* **SHORT TASK**
In the listing below, pick out lines with "today".

# Start of RECORD EXCERPTS

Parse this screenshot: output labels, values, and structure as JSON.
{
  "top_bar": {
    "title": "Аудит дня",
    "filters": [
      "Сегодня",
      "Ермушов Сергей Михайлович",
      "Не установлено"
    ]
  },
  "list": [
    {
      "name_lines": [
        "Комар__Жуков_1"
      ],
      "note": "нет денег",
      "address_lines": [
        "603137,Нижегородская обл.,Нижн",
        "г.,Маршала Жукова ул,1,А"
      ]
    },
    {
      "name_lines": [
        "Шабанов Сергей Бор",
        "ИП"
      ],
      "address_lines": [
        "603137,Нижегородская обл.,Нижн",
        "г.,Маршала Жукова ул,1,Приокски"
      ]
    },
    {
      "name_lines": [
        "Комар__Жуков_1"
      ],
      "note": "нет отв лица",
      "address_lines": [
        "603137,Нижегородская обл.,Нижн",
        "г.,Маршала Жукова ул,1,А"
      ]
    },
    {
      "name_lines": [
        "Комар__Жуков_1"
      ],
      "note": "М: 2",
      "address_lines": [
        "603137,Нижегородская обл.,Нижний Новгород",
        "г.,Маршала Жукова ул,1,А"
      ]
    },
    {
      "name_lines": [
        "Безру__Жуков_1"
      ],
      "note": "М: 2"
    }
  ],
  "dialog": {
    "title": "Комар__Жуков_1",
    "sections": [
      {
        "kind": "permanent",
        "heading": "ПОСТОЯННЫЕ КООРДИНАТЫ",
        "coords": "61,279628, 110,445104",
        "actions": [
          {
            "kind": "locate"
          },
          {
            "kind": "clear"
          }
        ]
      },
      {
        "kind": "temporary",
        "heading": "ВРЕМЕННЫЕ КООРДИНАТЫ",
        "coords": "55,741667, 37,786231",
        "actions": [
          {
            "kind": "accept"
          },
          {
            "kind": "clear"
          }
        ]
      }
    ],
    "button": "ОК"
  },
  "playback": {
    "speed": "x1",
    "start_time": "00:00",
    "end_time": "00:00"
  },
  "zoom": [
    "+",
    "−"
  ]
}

# End of RECORD EXCERPTS
# Start of RECORD EXCERPTS

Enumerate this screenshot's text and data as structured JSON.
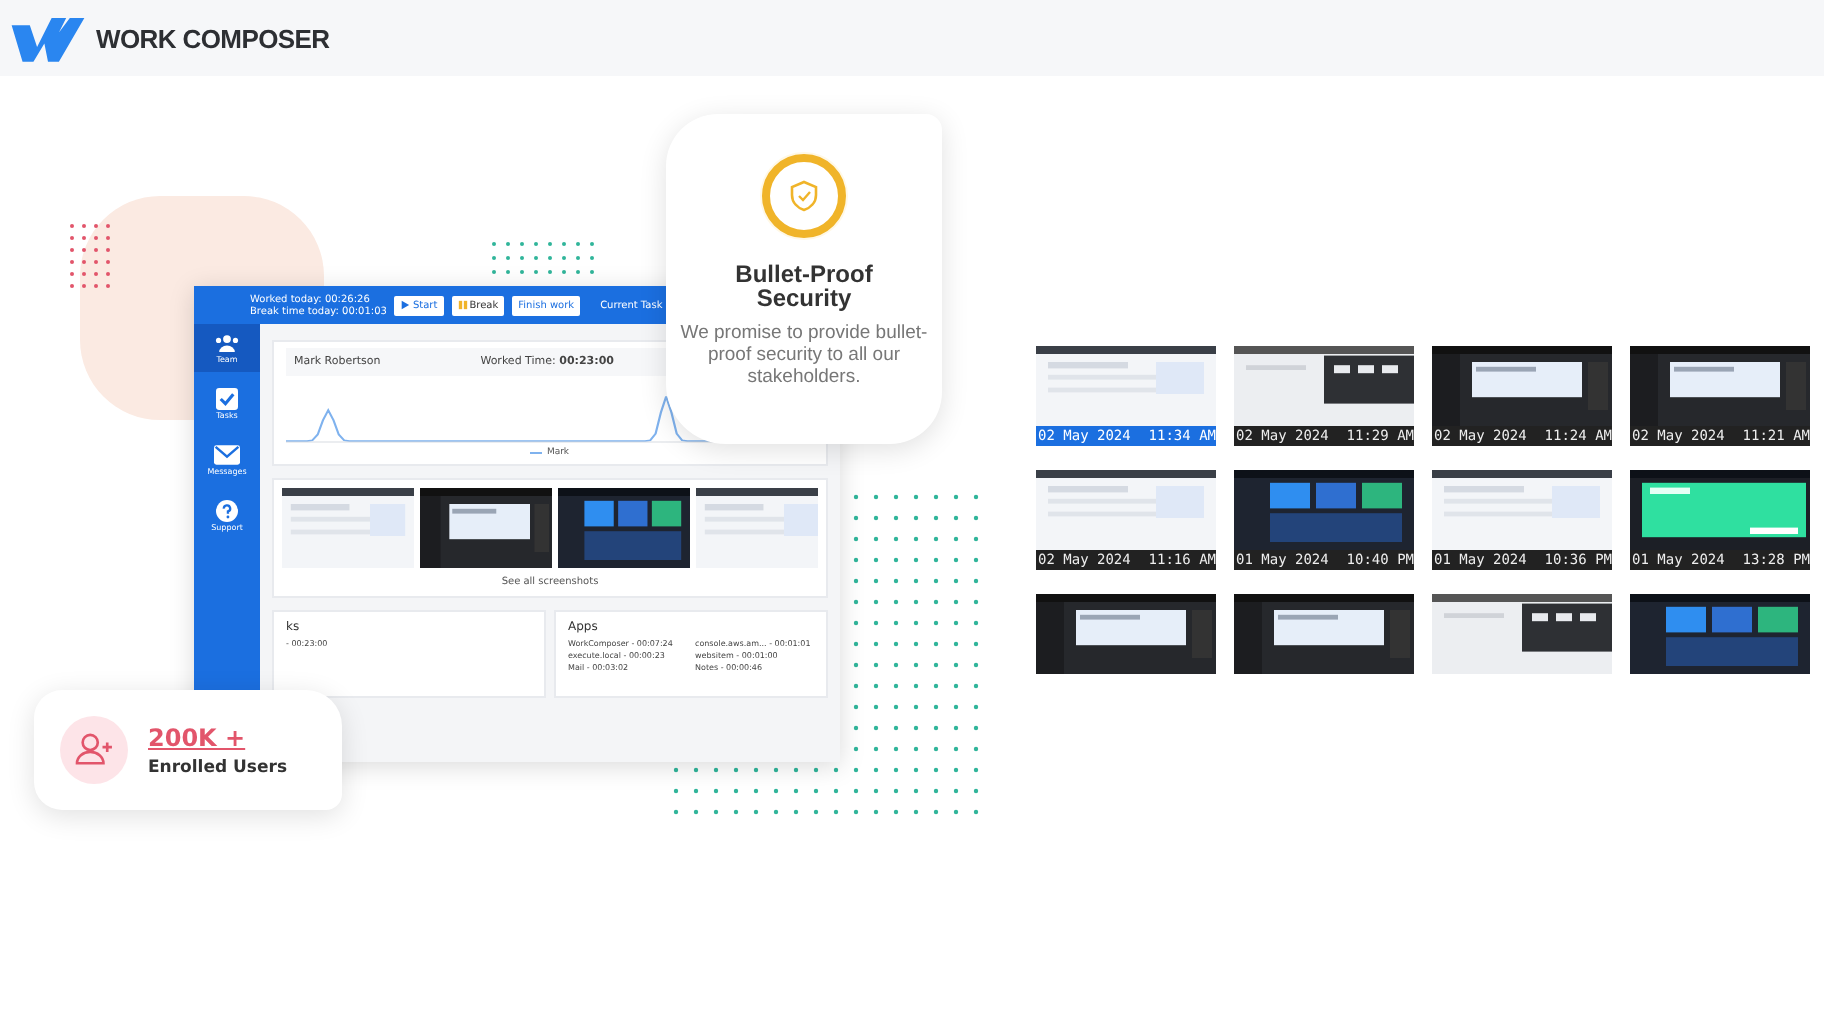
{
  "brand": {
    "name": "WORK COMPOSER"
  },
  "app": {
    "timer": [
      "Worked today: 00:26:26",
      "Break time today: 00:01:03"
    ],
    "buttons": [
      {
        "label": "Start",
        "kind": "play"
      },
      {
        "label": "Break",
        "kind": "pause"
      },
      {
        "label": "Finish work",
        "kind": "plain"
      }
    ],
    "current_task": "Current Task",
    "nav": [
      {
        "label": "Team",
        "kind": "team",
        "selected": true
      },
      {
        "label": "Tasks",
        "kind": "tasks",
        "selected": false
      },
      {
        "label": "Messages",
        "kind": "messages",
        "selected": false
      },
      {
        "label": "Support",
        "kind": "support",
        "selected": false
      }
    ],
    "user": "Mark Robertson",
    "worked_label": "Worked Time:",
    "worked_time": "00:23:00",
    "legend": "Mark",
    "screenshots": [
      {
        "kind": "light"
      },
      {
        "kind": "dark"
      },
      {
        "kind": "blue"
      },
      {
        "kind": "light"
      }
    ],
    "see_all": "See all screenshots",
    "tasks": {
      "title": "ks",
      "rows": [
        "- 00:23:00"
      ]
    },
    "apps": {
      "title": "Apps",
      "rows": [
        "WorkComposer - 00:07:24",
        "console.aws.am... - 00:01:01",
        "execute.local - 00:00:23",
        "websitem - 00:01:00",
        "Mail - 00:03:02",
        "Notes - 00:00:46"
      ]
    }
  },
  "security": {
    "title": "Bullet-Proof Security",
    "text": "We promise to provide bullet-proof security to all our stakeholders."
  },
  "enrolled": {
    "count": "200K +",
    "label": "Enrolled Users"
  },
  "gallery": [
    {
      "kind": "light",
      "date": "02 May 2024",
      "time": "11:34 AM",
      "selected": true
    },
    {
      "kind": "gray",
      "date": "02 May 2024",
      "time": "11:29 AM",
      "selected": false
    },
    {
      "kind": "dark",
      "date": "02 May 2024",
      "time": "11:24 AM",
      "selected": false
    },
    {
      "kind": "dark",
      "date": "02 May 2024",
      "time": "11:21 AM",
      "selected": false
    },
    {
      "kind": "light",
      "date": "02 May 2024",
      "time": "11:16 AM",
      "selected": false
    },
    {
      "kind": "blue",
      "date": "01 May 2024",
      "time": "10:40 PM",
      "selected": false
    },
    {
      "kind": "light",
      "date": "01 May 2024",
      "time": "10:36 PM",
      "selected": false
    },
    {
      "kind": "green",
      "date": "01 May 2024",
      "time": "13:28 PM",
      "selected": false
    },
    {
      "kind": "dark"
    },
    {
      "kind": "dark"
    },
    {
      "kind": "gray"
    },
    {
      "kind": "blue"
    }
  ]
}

# End of RECORD EXCERPTS
# Start of RECORD EXCERPTS

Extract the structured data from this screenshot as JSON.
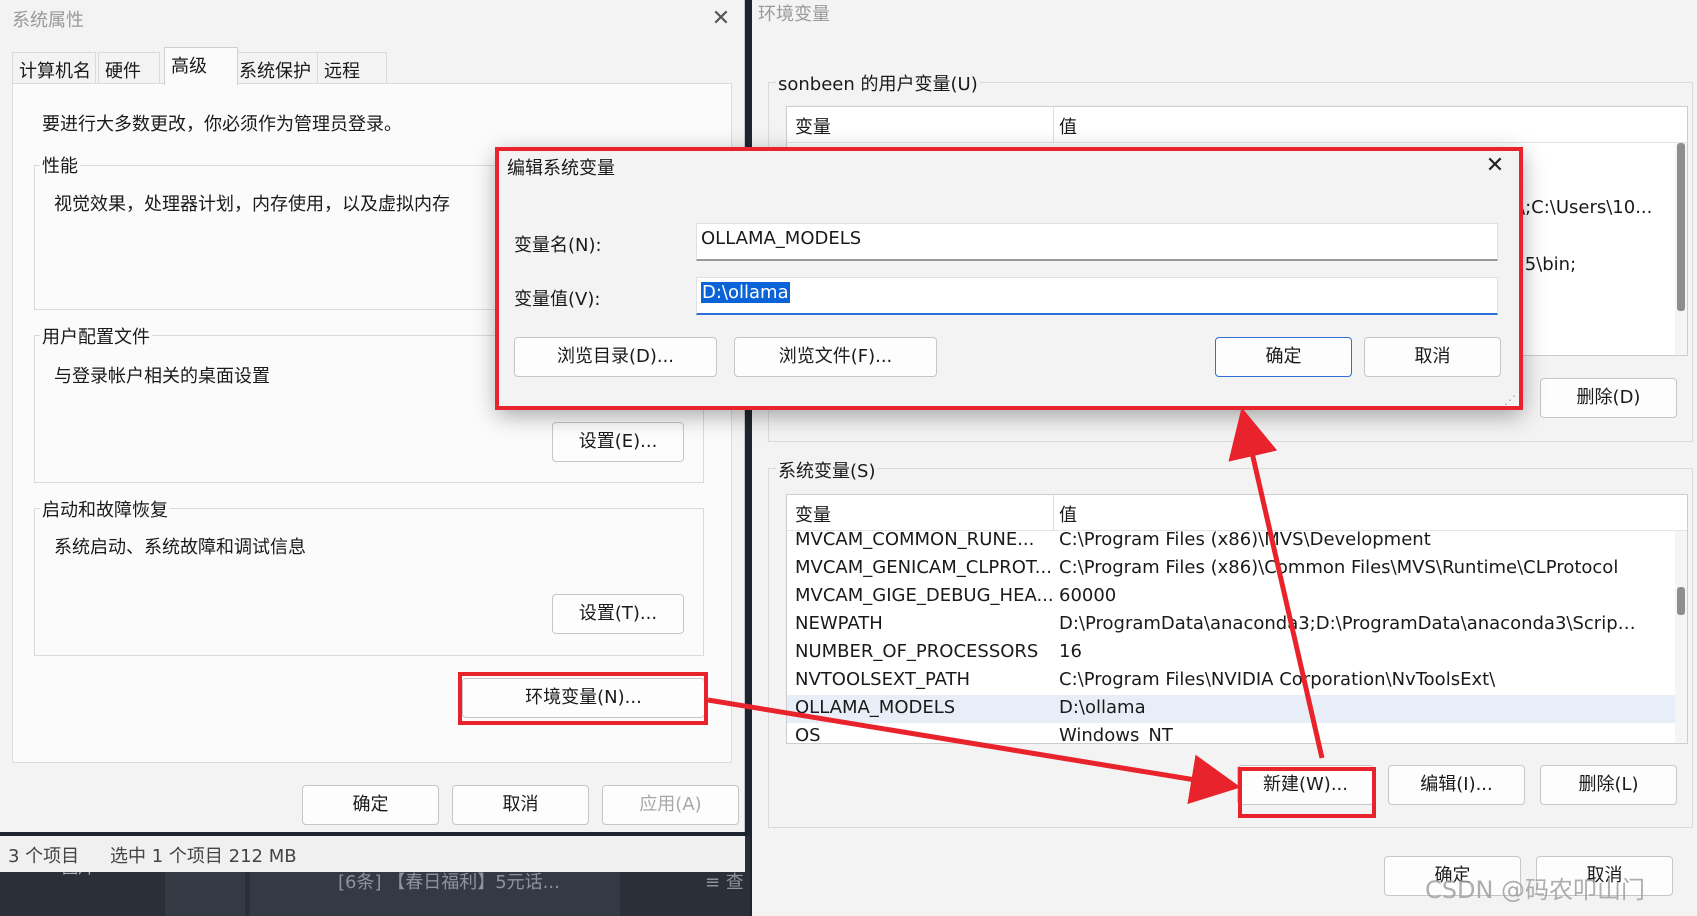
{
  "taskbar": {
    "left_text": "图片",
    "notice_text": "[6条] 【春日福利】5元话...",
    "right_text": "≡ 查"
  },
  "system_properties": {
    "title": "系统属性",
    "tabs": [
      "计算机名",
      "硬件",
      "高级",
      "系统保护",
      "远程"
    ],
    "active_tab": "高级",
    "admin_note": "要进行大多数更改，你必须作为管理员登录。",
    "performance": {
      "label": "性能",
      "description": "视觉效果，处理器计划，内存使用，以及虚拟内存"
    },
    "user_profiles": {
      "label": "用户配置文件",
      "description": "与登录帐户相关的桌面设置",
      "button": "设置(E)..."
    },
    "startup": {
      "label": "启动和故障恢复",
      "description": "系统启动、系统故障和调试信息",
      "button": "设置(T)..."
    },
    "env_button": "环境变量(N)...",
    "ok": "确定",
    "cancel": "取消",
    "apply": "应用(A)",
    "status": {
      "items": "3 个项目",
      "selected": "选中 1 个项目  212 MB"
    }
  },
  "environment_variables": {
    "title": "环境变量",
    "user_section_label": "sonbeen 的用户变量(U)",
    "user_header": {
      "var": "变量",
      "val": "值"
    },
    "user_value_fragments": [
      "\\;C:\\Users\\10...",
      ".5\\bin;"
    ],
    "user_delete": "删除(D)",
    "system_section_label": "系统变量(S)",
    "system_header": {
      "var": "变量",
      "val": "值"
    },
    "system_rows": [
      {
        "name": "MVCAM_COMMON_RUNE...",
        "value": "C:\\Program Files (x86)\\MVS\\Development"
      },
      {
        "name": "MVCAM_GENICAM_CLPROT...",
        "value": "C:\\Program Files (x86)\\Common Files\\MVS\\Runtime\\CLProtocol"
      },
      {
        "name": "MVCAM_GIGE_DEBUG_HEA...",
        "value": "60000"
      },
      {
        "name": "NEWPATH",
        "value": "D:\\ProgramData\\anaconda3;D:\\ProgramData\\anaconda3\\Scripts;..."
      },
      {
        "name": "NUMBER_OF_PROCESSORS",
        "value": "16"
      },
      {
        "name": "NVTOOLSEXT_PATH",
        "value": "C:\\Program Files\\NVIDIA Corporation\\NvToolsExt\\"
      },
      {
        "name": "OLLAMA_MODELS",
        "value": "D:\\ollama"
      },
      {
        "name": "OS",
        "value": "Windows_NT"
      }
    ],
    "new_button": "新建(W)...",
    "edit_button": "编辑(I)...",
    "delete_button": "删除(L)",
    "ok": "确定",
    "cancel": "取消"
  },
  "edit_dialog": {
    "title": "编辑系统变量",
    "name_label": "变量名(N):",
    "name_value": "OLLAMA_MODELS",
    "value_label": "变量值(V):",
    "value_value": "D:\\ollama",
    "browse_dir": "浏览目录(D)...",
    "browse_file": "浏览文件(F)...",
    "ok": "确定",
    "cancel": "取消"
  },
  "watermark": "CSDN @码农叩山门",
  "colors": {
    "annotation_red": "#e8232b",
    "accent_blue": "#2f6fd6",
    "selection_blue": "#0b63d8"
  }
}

# End of RECORD EXCERPTS

* **FINISHED ANSWER**
      "Worked today: 00:26:26",
      "Break time today: 00:01:03"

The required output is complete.